(Chart and figure data)
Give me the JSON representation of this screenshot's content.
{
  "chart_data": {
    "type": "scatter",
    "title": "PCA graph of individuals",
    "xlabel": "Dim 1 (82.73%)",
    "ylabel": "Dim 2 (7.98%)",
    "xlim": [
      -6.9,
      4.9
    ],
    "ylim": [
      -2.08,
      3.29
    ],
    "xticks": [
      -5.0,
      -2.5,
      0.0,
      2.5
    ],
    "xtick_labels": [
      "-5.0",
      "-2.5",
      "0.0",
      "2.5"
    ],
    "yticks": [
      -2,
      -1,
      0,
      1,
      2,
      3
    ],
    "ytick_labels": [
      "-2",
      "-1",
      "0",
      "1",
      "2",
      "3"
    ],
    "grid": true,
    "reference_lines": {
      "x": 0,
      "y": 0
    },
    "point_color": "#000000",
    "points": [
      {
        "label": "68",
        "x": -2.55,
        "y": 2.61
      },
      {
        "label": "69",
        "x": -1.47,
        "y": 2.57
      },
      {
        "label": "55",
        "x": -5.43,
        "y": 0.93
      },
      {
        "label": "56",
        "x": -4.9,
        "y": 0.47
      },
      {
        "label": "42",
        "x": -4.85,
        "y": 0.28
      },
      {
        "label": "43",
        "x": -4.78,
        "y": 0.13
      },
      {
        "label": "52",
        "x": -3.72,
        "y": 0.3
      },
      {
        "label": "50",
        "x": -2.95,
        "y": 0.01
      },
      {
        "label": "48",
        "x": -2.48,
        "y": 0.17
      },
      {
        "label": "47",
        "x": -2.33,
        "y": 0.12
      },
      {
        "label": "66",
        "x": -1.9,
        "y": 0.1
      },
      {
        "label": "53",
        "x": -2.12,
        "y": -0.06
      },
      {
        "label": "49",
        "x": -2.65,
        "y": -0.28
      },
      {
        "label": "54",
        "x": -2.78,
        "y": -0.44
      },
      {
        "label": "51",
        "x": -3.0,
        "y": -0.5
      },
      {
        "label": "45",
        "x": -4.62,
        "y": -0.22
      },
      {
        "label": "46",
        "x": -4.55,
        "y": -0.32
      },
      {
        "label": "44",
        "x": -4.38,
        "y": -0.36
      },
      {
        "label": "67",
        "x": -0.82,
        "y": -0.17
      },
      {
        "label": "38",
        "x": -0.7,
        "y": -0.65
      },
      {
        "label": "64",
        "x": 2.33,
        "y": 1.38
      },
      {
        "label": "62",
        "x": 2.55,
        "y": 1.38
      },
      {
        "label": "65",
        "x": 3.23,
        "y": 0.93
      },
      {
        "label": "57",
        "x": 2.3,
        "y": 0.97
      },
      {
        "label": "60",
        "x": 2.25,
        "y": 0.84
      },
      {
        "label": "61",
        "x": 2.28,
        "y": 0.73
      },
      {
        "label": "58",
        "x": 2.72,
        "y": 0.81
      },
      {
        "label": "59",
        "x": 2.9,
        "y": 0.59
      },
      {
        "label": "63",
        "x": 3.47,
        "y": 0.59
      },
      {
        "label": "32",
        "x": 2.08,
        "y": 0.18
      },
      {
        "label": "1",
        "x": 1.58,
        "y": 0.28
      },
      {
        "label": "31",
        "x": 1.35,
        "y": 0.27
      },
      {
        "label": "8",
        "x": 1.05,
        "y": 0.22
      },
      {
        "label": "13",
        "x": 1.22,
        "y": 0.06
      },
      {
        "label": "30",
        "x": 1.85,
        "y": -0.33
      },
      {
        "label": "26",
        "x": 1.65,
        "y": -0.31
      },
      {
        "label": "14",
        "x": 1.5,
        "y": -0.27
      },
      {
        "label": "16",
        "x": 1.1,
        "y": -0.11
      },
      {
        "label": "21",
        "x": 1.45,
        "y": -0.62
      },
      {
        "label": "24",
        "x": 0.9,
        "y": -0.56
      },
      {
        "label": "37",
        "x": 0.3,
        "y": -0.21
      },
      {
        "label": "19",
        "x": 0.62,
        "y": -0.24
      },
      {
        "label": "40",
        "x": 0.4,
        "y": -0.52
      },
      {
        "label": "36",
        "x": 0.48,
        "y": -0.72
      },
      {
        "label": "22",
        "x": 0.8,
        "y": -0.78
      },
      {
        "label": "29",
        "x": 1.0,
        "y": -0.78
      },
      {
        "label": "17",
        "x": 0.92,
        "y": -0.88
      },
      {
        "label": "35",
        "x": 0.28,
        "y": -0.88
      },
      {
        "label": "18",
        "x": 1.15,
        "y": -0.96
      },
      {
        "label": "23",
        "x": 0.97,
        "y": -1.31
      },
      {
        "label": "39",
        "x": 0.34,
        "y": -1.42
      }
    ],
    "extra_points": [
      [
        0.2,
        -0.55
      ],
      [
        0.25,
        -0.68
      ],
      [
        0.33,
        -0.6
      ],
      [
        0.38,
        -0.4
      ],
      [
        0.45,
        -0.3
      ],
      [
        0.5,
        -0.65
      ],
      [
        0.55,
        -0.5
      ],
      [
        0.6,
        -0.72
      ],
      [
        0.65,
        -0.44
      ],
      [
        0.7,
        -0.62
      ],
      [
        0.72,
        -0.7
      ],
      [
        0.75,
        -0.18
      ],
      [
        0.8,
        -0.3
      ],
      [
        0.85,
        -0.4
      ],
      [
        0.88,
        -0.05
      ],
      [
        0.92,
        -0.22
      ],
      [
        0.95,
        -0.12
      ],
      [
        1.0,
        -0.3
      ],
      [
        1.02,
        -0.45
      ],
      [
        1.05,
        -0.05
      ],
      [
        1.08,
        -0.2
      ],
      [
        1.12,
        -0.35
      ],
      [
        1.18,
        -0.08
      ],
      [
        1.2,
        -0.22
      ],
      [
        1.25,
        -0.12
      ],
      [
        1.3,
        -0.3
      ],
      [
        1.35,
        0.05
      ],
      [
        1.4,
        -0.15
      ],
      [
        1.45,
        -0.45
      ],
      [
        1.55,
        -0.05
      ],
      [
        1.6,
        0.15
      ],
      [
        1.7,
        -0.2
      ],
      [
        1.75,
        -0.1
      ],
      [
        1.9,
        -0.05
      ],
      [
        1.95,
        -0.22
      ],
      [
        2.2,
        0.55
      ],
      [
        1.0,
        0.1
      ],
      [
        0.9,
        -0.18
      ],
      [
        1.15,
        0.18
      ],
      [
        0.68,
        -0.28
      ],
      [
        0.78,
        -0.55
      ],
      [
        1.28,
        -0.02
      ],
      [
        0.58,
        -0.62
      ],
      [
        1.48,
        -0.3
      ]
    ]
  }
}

_What needs to be done_
Extract the full listing above without altering anything.

_Correct output_
Give me the JSON representation of this screenshot's content.
{
  "chart_data": {
    "type": "scatter",
    "title": "PCA graph of individuals",
    "xlabel": "Dim 1 (82.73%)",
    "ylabel": "Dim 2 (7.98%)",
    "xlim": [
      -6.9,
      4.9
    ],
    "ylim": [
      -2.08,
      3.29
    ],
    "xticks": [
      -5.0,
      -2.5,
      0.0,
      2.5
    ],
    "xtick_labels": [
      "-5.0",
      "-2.5",
      "0.0",
      "2.5"
    ],
    "yticks": [
      -2,
      -1,
      0,
      1,
      2,
      3
    ],
    "ytick_labels": [
      "-2",
      "-1",
      "0",
      "1",
      "2",
      "3"
    ],
    "grid": true,
    "reference_lines": {
      "x": 0,
      "y": 0
    },
    "point_color": "#000000",
    "points": [
      {
        "label": "68",
        "x": -2.55,
        "y": 2.61
      },
      {
        "label": "69",
        "x": -1.47,
        "y": 2.57
      },
      {
        "label": "55",
        "x": -5.43,
        "y": 0.93
      },
      {
        "label": "56",
        "x": -4.9,
        "y": 0.47
      },
      {
        "label": "42",
        "x": -4.85,
        "y": 0.28
      },
      {
        "label": "43",
        "x": -4.78,
        "y": 0.13
      },
      {
        "label": "52",
        "x": -3.72,
        "y": 0.3
      },
      {
        "label": "50",
        "x": -2.95,
        "y": 0.01
      },
      {
        "label": "48",
        "x": -2.48,
        "y": 0.17
      },
      {
        "label": "47",
        "x": -2.33,
        "y": 0.12
      },
      {
        "label": "66",
        "x": -1.9,
        "y": 0.1
      },
      {
        "label": "53",
        "x": -2.12,
        "y": -0.06
      },
      {
        "label": "49",
        "x": -2.65,
        "y": -0.28
      },
      {
        "label": "54",
        "x": -2.78,
        "y": -0.44
      },
      {
        "label": "51",
        "x": -3.0,
        "y": -0.5
      },
      {
        "label": "45",
        "x": -4.62,
        "y": -0.22
      },
      {
        "label": "46",
        "x": -4.55,
        "y": -0.32
      },
      {
        "label": "44",
        "x": -4.38,
        "y": -0.36
      },
      {
        "label": "67",
        "x": -0.82,
        "y": -0.17
      },
      {
        "label": "38",
        "x": -0.7,
        "y": -0.65
      },
      {
        "label": "64",
        "x": 2.33,
        "y": 1.38
      },
      {
        "label": "62",
        "x": 2.55,
        "y": 1.38
      },
      {
        "label": "65",
        "x": 3.23,
        "y": 0.93
      },
      {
        "label": "57",
        "x": 2.3,
        "y": 0.97
      },
      {
        "label": "60",
        "x": 2.25,
        "y": 0.84
      },
      {
        "label": "61",
        "x": 2.28,
        "y": 0.73
      },
      {
        "label": "58",
        "x": 2.72,
        "y": 0.81
      },
      {
        "label": "59",
        "x": 2.9,
        "y": 0.59
      },
      {
        "label": "63",
        "x": 3.47,
        "y": 0.59
      },
      {
        "label": "32",
        "x": 2.08,
        "y": 0.18
      },
      {
        "label": "1",
        "x": 1.58,
        "y": 0.28
      },
      {
        "label": "31",
        "x": 1.35,
        "y": 0.27
      },
      {
        "label": "8",
        "x": 1.05,
        "y": 0.22
      },
      {
        "label": "13",
        "x": 1.22,
        "y": 0.06
      },
      {
        "label": "30",
        "x": 1.85,
        "y": -0.33
      },
      {
        "label": "26",
        "x": 1.65,
        "y": -0.31
      },
      {
        "label": "14",
        "x": 1.5,
        "y": -0.27
      },
      {
        "label": "16",
        "x": 1.1,
        "y": -0.11
      },
      {
        "label": "21",
        "x": 1.45,
        "y": -0.62
      },
      {
        "label": "24",
        "x": 0.9,
        "y": -0.56
      },
      {
        "label": "37",
        "x": 0.3,
        "y": -0.21
      },
      {
        "label": "19",
        "x": 0.62,
        "y": -0.24
      },
      {
        "label": "40",
        "x": 0.4,
        "y": -0.52
      },
      {
        "label": "36",
        "x": 0.48,
        "y": -0.72
      },
      {
        "label": "22",
        "x": 0.8,
        "y": -0.78
      },
      {
        "label": "29",
        "x": 1.0,
        "y": -0.78
      },
      {
        "label": "17",
        "x": 0.92,
        "y": -0.88
      },
      {
        "label": "35",
        "x": 0.28,
        "y": -0.88
      },
      {
        "label": "18",
        "x": 1.15,
        "y": -0.96
      },
      {
        "label": "23",
        "x": 0.97,
        "y": -1.31
      },
      {
        "label": "39",
        "x": 0.34,
        "y": -1.42
      }
    ],
    "extra_points": [
      [
        0.2,
        -0.55
      ],
      [
        0.25,
        -0.68
      ],
      [
        0.33,
        -0.6
      ],
      [
        0.38,
        -0.4
      ],
      [
        0.45,
        -0.3
      ],
      [
        0.5,
        -0.65
      ],
      [
        0.55,
        -0.5
      ],
      [
        0.6,
        -0.72
      ],
      [
        0.65,
        -0.44
      ],
      [
        0.7,
        -0.62
      ],
      [
        0.72,
        -0.7
      ],
      [
        0.75,
        -0.18
      ],
      [
        0.8,
        -0.3
      ],
      [
        0.85,
        -0.4
      ],
      [
        0.88,
        -0.05
      ],
      [
        0.92,
        -0.22
      ],
      [
        0.95,
        -0.12
      ],
      [
        1.0,
        -0.3
      ],
      [
        1.02,
        -0.45
      ],
      [
        1.05,
        -0.05
      ],
      [
        1.08,
        -0.2
      ],
      [
        1.12,
        -0.35
      ],
      [
        1.18,
        -0.08
      ],
      [
        1.2,
        -0.22
      ],
      [
        1.25,
        -0.12
      ],
      [
        1.3,
        -0.3
      ],
      [
        1.35,
        0.05
      ],
      [
        1.4,
        -0.15
      ],
      [
        1.45,
        -0.45
      ],
      [
        1.55,
        -0.05
      ],
      [
        1.6,
        0.15
      ],
      [
        1.7,
        -0.2
      ],
      [
        1.75,
        -0.1
      ],
      [
        1.9,
        -0.05
      ],
      [
        1.95,
        -0.22
      ],
      [
        2.2,
        0.55
      ],
      [
        1.0,
        0.1
      ],
      [
        0.9,
        -0.18
      ],
      [
        1.15,
        0.18
      ],
      [
        0.68,
        -0.28
      ],
      [
        0.78,
        -0.55
      ],
      [
        1.28,
        -0.02
      ],
      [
        0.58,
        -0.62
      ],
      [
        1.48,
        -0.3
      ]
    ]
  }
}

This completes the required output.